--- START ---

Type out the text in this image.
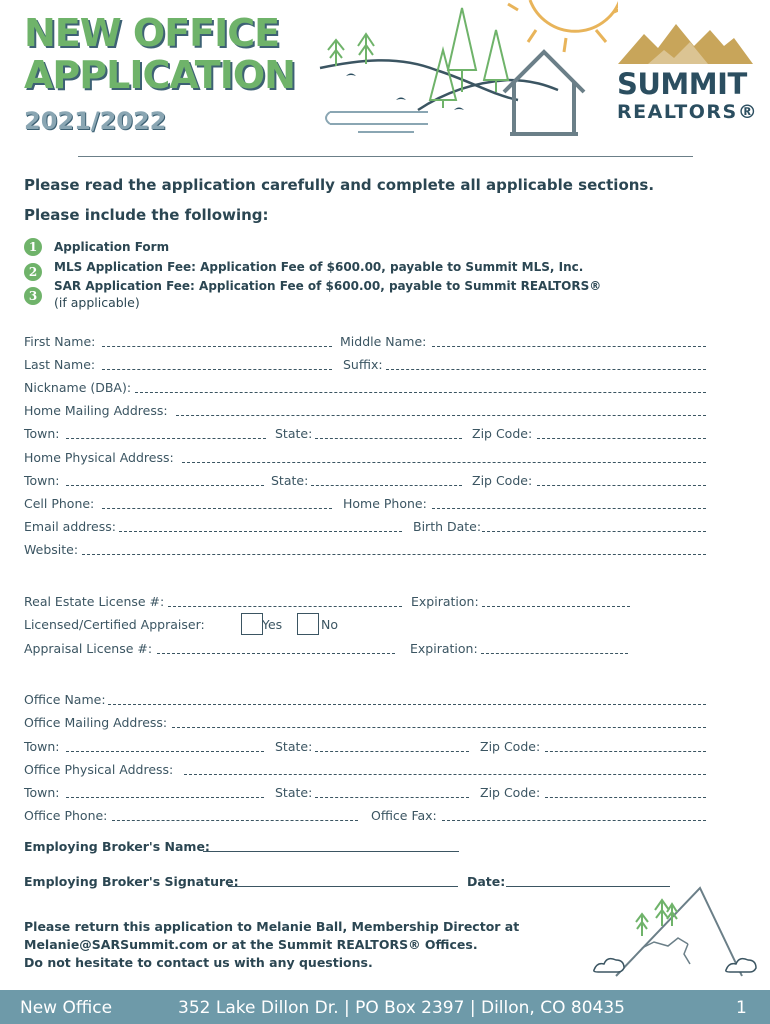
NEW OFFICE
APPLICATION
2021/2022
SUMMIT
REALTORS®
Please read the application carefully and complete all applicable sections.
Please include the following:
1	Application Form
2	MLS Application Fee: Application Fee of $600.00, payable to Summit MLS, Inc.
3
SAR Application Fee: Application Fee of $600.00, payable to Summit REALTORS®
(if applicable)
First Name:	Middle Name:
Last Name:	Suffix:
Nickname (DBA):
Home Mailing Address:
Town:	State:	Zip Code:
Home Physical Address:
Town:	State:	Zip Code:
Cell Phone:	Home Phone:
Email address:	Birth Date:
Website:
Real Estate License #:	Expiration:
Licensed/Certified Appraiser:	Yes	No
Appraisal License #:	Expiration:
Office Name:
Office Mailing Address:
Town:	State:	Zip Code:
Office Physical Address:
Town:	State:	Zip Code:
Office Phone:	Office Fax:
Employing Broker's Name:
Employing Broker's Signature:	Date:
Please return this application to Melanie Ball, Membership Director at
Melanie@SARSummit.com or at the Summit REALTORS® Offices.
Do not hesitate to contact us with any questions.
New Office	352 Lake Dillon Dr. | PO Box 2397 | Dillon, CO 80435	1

--- END ---
--- START ---

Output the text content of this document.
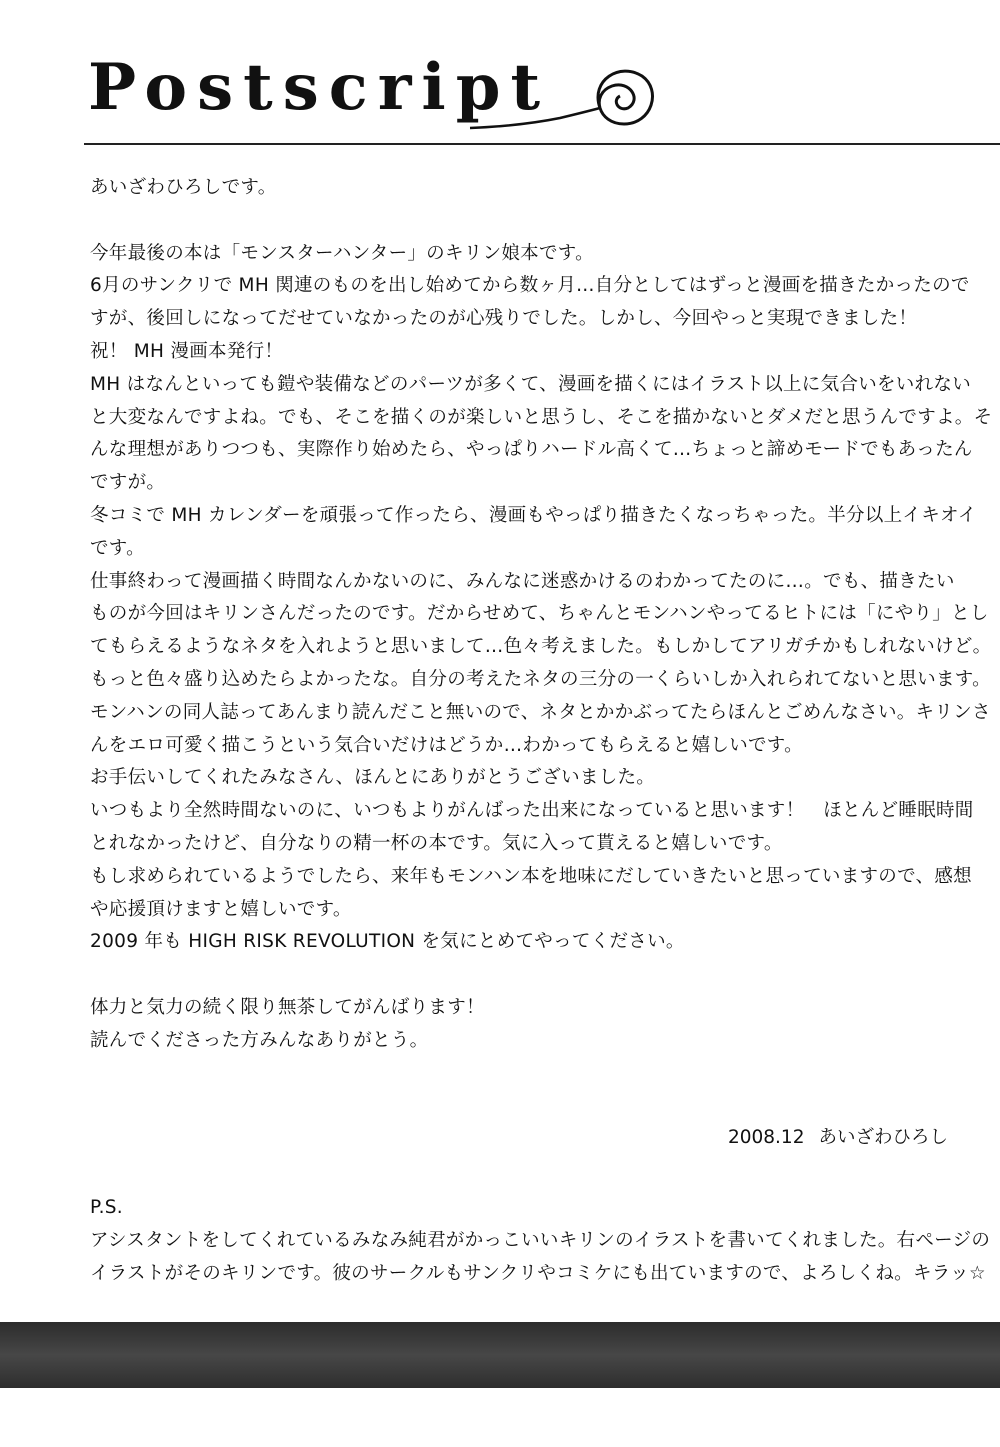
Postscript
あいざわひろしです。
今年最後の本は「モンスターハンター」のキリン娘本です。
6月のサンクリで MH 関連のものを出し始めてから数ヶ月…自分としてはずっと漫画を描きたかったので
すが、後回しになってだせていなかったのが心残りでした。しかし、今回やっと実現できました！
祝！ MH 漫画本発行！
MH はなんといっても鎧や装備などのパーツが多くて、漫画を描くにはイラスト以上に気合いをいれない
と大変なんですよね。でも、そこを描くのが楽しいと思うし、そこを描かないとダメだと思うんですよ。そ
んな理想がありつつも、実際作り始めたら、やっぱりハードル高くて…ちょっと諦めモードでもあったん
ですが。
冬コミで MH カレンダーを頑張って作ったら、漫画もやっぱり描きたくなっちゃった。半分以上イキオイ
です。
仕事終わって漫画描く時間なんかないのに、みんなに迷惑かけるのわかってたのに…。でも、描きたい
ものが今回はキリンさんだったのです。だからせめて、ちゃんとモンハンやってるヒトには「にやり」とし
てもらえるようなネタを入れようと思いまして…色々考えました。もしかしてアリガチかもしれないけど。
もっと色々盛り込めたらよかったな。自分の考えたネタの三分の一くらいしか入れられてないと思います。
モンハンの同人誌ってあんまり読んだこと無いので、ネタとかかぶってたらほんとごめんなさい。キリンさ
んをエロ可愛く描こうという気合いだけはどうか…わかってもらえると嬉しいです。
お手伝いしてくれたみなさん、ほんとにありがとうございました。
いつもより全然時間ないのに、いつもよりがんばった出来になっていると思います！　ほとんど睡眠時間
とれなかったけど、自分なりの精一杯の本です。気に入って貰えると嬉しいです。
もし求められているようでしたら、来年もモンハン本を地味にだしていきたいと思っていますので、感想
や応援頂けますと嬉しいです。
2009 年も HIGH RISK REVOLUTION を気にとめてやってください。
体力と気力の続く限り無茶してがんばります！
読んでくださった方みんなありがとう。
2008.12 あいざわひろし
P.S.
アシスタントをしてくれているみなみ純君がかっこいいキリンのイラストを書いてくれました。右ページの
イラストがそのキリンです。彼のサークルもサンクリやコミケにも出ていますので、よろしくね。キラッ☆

--- END ---
--- START ---

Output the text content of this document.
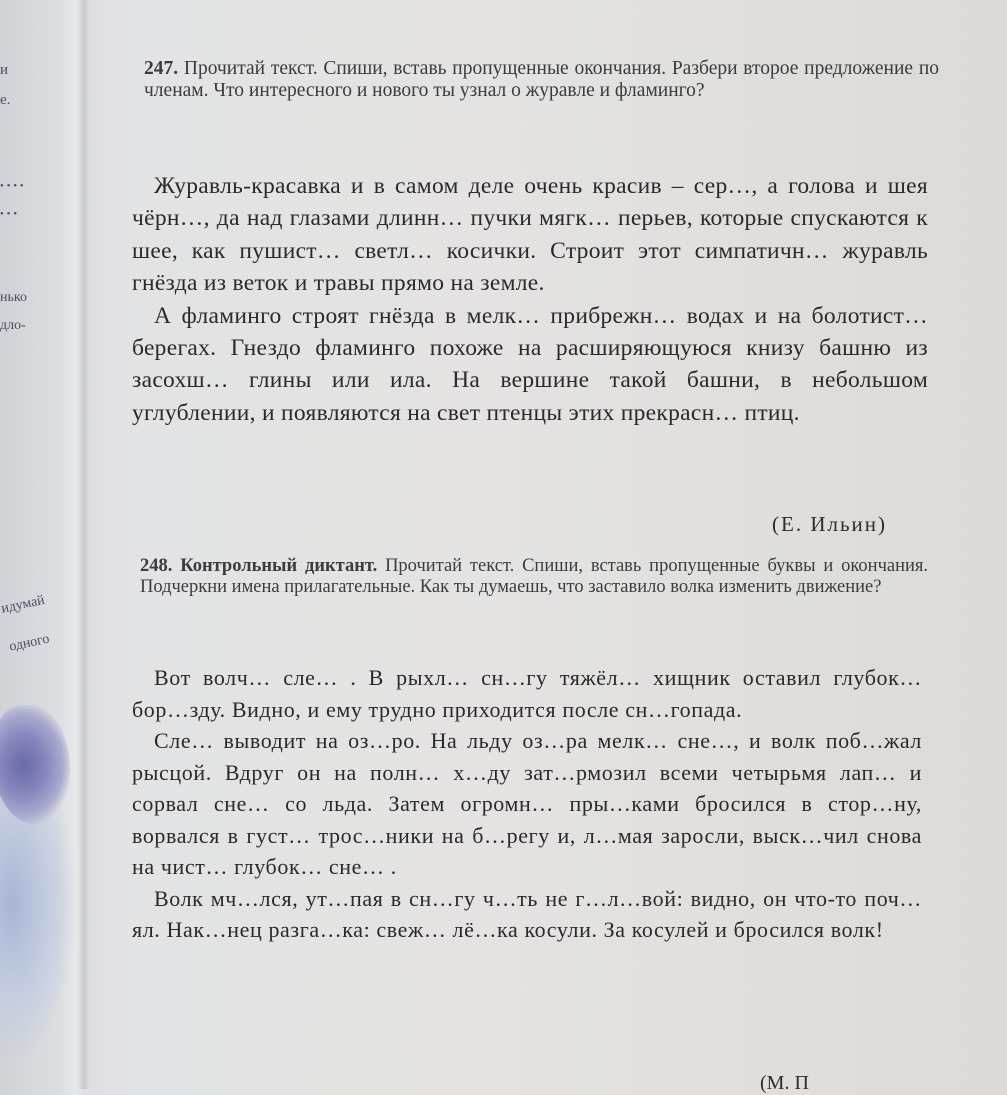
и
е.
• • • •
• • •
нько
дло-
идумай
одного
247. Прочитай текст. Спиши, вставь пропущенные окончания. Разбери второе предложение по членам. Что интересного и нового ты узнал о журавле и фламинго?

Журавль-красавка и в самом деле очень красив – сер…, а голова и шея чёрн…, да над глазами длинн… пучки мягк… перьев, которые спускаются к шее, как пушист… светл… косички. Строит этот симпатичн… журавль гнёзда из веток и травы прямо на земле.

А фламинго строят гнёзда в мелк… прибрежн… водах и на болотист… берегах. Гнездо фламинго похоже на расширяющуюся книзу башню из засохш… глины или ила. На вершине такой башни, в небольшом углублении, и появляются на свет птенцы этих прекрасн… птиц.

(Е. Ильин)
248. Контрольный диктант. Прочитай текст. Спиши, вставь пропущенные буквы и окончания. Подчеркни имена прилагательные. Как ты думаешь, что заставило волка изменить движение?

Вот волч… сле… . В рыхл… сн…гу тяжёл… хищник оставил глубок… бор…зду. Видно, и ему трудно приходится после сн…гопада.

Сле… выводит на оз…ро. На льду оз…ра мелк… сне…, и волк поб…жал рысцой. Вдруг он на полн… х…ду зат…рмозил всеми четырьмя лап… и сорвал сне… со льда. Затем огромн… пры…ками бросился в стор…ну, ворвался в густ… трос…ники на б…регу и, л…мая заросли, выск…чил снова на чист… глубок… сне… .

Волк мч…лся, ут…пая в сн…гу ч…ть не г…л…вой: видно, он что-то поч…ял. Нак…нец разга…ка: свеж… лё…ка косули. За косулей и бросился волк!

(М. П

--- END ---

▸ TASK BRIEF
Which lines include "payable"? Copy each of them out.

▸ TASK OUTPUT
2	MLS Application Fee: Application Fee of $600.00, payable to Summit MLS, Inc.
SAR Application Fee: Application Fee of $600.00, payable to Summit REALTORS®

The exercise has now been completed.